DIRECTIVE.
Can you quote the records below in full, word for word?

Recorded data
>>>

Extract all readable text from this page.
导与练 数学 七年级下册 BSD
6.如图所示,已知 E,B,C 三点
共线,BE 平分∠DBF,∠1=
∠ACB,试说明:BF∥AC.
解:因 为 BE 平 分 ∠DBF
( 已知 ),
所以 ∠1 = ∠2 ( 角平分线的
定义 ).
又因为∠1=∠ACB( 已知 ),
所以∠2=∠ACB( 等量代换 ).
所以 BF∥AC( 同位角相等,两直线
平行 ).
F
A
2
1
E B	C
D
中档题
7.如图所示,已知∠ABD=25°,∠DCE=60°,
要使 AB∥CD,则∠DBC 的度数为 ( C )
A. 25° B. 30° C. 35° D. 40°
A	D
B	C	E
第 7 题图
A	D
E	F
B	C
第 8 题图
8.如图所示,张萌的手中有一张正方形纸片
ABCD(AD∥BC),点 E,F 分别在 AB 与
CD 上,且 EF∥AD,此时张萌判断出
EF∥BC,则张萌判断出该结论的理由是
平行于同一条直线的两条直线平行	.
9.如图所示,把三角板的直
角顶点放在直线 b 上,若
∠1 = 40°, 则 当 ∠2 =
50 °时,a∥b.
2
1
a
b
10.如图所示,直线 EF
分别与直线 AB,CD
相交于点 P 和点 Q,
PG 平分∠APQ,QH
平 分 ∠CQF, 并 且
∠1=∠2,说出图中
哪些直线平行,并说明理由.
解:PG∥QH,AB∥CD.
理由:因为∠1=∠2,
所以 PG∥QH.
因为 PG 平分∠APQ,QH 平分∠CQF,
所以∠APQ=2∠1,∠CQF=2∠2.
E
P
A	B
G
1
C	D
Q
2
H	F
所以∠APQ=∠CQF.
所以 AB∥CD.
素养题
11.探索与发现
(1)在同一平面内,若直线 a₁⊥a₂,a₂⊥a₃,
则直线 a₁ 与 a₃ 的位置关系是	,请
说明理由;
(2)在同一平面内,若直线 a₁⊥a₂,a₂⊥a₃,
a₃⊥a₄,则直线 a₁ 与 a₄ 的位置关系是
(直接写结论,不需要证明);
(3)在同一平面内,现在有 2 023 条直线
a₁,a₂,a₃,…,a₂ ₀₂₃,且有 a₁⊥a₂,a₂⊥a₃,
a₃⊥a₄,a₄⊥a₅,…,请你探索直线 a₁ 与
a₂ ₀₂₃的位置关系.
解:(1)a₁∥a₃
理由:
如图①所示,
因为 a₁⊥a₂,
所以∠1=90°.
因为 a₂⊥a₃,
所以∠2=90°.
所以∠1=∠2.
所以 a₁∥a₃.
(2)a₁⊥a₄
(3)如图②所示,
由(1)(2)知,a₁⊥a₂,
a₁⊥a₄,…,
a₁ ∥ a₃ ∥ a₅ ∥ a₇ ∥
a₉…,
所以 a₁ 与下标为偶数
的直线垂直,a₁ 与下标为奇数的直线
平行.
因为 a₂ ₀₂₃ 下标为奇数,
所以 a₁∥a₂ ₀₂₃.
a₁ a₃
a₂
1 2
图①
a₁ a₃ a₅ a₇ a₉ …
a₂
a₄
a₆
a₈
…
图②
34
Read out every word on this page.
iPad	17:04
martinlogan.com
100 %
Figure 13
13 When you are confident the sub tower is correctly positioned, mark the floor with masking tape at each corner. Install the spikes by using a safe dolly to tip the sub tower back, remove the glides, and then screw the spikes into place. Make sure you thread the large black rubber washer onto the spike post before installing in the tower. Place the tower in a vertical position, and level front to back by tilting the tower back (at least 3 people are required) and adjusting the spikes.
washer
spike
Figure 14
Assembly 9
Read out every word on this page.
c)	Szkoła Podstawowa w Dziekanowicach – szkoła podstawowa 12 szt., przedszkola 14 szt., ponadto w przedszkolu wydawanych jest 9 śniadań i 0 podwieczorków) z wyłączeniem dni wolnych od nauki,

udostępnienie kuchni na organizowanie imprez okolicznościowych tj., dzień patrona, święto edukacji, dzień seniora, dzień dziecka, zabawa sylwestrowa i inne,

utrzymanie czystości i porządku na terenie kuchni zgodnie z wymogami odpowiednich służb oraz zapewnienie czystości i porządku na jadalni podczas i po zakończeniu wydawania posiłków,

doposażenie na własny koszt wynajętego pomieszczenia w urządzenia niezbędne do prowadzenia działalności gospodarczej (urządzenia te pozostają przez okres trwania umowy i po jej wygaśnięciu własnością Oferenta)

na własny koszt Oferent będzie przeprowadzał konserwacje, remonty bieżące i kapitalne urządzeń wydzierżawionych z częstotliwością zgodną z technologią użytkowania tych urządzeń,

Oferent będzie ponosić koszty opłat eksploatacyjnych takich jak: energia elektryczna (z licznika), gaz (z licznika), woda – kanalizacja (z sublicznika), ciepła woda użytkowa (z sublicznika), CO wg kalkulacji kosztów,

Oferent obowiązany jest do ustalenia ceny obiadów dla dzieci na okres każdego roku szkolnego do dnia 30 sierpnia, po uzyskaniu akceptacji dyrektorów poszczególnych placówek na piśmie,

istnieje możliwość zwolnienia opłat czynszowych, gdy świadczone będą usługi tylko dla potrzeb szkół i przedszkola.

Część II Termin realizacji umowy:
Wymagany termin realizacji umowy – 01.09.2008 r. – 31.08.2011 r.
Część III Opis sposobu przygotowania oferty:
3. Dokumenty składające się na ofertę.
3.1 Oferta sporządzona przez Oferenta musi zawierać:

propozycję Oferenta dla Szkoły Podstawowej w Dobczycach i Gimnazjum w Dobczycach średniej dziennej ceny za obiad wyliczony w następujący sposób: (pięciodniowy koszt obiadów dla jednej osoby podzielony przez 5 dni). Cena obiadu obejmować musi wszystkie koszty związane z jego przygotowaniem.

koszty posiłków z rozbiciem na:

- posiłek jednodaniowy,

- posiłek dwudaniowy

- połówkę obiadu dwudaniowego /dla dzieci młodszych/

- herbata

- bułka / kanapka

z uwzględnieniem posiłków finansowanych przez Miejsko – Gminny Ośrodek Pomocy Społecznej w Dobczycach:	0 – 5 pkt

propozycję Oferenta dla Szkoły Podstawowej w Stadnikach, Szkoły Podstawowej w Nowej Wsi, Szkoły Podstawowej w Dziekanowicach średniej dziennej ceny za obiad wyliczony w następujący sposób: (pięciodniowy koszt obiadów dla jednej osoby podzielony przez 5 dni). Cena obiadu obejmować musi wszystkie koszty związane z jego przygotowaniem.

<<<

ANSWER TO THE EXERCISE.
Extract all readable text from this page.
导与练 数学 七年级下册 BSD
6.如图所示,已知 E,B,C 三点
共线,BE 平分∠DBF,∠1=
∠ACB,试说明:BF∥AC.
解:因 为 BE 平 分 ∠DBF
( 已知 ),
所以 ∠1 = ∠2 ( 角平分线的
定义 ).
又因为∠1=∠ACB( 已知 ),
所以∠2=∠ACB( 等量代换 ).
所以 BF∥AC( 同位角相等,两直线
平行 ).
F
A
2
1
E B	C
D
中档题
7.如图所示,已知∠ABD=25°,∠DCE=60°,
要使 AB∥CD,则∠DBC 的度数为 ( C )
A. 25° B. 30° C. 35° D. 40°
A	D
B	C	E
第 7 题图
A	D
E	F
B	C
第 8 题图
8.如图所示,张萌的手中有一张正方形纸片
ABCD(AD∥BC),点 E,F 分别在 AB 与
CD 上,且 EF∥AD,此时张萌判断出
EF∥BC,则张萌判断出该结论的理由是
平行于同一条直线的两条直线平行	.
9.如图所示,把三角板的直
角顶点放在直线 b 上,若
∠1 = 40°, 则 当 ∠2 =
50 °时,a∥b.
2
1
a
b
10.如图所示,直线 EF
分别与直线 AB,CD
相交于点 P 和点 Q,
PG 平分∠APQ,QH
平 分 ∠CQF, 并 且
∠1=∠2,说出图中
哪些直线平行,并说明理由.
解:PG∥QH,AB∥CD.
理由:因为∠1=∠2,
所以 PG∥QH.
因为 PG 平分∠APQ,QH 平分∠CQF,
所以∠APQ=2∠1,∠CQF=2∠2.
E
P
A	B
G
1
C	D
Q
2
H	F
所以∠APQ=∠CQF.
所以 AB∥CD.
素养题
11.探索与发现
(1)在同一平面内,若直线 a₁⊥a₂,a₂⊥a₃,
则直线 a₁ 与 a₃ 的位置关系是	,请
说明理由;
(2)在同一平面内,若直线 a₁⊥a₂,a₂⊥a₃,
a₃⊥a₄,则直线 a₁ 与 a₄ 的位置关系是
(直接写结论,不需要证明);
(3)在同一平面内,现在有 2 023 条直线
a₁,a₂,a₃,…,a₂ ₀₂₃,且有 a₁⊥a₂,a₂⊥a₃,
a₃⊥a₄,a₄⊥a₅,…,请你探索直线 a₁ 与
a₂ ₀₂₃的位置关系.
解:(1)a₁∥a₃
理由:
如图①所示,
因为 a₁⊥a₂,
所以∠1=90°.
因为 a₂⊥a₃,
所以∠2=90°.
所以∠1=∠2.
所以 a₁∥a₃.
(2)a₁⊥a₄
(3)如图②所示,
由(1)(2)知,a₁⊥a₂,
a₁⊥a₄,…,
a₁ ∥ a₃ ∥ a₅ ∥ a₇ ∥
a₉…,
所以 a₁ 与下标为偶数
的直线垂直,a₁ 与下标为奇数的直线
平行.
因为 a₂ ₀₂₃ 下标为奇数,
所以 a₁∥a₂ ₀₂₃.
a₁ a₃
a₂
1 2
图①
a₁ a₃ a₅ a₇ a₉ …
a₂
a₄
a₆
a₈
…
图②
34
Read out every word on this page.
iPad	17:04
martinlogan.com
100 %
Figure 13
13 When you are confident the sub tower is correctly positioned, mark the floor with masking tape at each corner. Install the spikes by using a safe dolly to tip the sub tower back, remove the glides, and then screw the spikes into place. Make sure you thread the large black rubber washer onto the spike post before installing in the tower. Place the tower in a vertical position, and level front to back by tilting the tower back (at least 3 people are required) and adjusting the spikes.
washer
spike
Figure 14
Assembly 9
Read out every word on this page.
c)	Szkoła Podstawowa w Dziekanowicach – szkoła podstawowa 12 szt., przedszkola 14 szt., ponadto w przedszkolu wydawanych jest 9 śniadań i 0 podwieczorków) z wyłączeniem dni wolnych od nauki,

udostępnienie kuchni na organizowanie imprez okolicznościowych tj., dzień patrona, święto edukacji, dzień seniora, dzień dziecka, zabawa sylwestrowa i inne,

utrzymanie czystości i porządku na terenie kuchni zgodnie z wymogami odpowiednich służb oraz zapewnienie czystości i porządku na jadalni podczas i po zakończeniu wydawania posiłków,

doposażenie na własny koszt wynajętego pomieszczenia w urządzenia niezbędne do prowadzenia działalności gospodarczej (urządzenia te pozostają przez okres trwania umowy i po jej wygaśnięciu własnością Oferenta)

na własny koszt Oferent będzie przeprowadzał konserwacje, remonty bieżące i kapitalne urządzeń wydzierżawionych z częstotliwością zgodną z technologią użytkowania tych urządzeń,

Oferent będzie ponosić koszty opłat eksploatacyjnych takich jak: energia elektryczna (z licznika), gaz (z licznika), woda – kanalizacja (z sublicznika), ciepła woda użytkowa (z sublicznika), CO wg kalkulacji kosztów,

Oferent obowiązany jest do ustalenia ceny obiadów dla dzieci na okres każdego roku szkolnego do dnia 30 sierpnia, po uzyskaniu akceptacji dyrektorów poszczególnych placówek na piśmie,

istnieje możliwość zwolnienia opłat czynszowych, gdy świadczone będą usługi tylko dla potrzeb szkół i przedszkola.

Część II Termin realizacji umowy:
Wymagany termin realizacji umowy – 01.09.2008 r. – 31.08.2011 r.
Część III Opis sposobu przygotowania oferty:
3. Dokumenty składające się na ofertę.
3.1 Oferta sporządzona przez Oferenta musi zawierać:

propozycję Oferenta dla Szkoły Podstawowej w Dobczycach i Gimnazjum w Dobczycach średniej dziennej ceny za obiad wyliczony w następujący sposób: (pięciodniowy koszt obiadów dla jednej osoby podzielony przez 5 dni). Cena obiadu obejmować musi wszystkie koszty związane z jego przygotowaniem.

koszty posiłków z rozbiciem na:

- posiłek jednodaniowy,

- posiłek dwudaniowy

- połówkę obiadu dwudaniowego /dla dzieci młodszych/

- herbata

- bułka / kanapka

z uwzględnieniem posiłków finansowanych przez Miejsko – Gminny Ośrodek Pomocy Społecznej w Dobczycach:	0 – 5 pkt

propozycję Oferenta dla Szkoły Podstawowej w Stadnikach, Szkoły Podstawowej w Nowej Wsi, Szkoły Podstawowej w Dziekanowicach średniej dziennej ceny za obiad wyliczony w następujący sposób: (pięciodniowy koszt obiadów dla jednej osoby podzielony przez 5 dni). Cena obiadu obejmować musi wszystkie koszty związane z jego przygotowaniem.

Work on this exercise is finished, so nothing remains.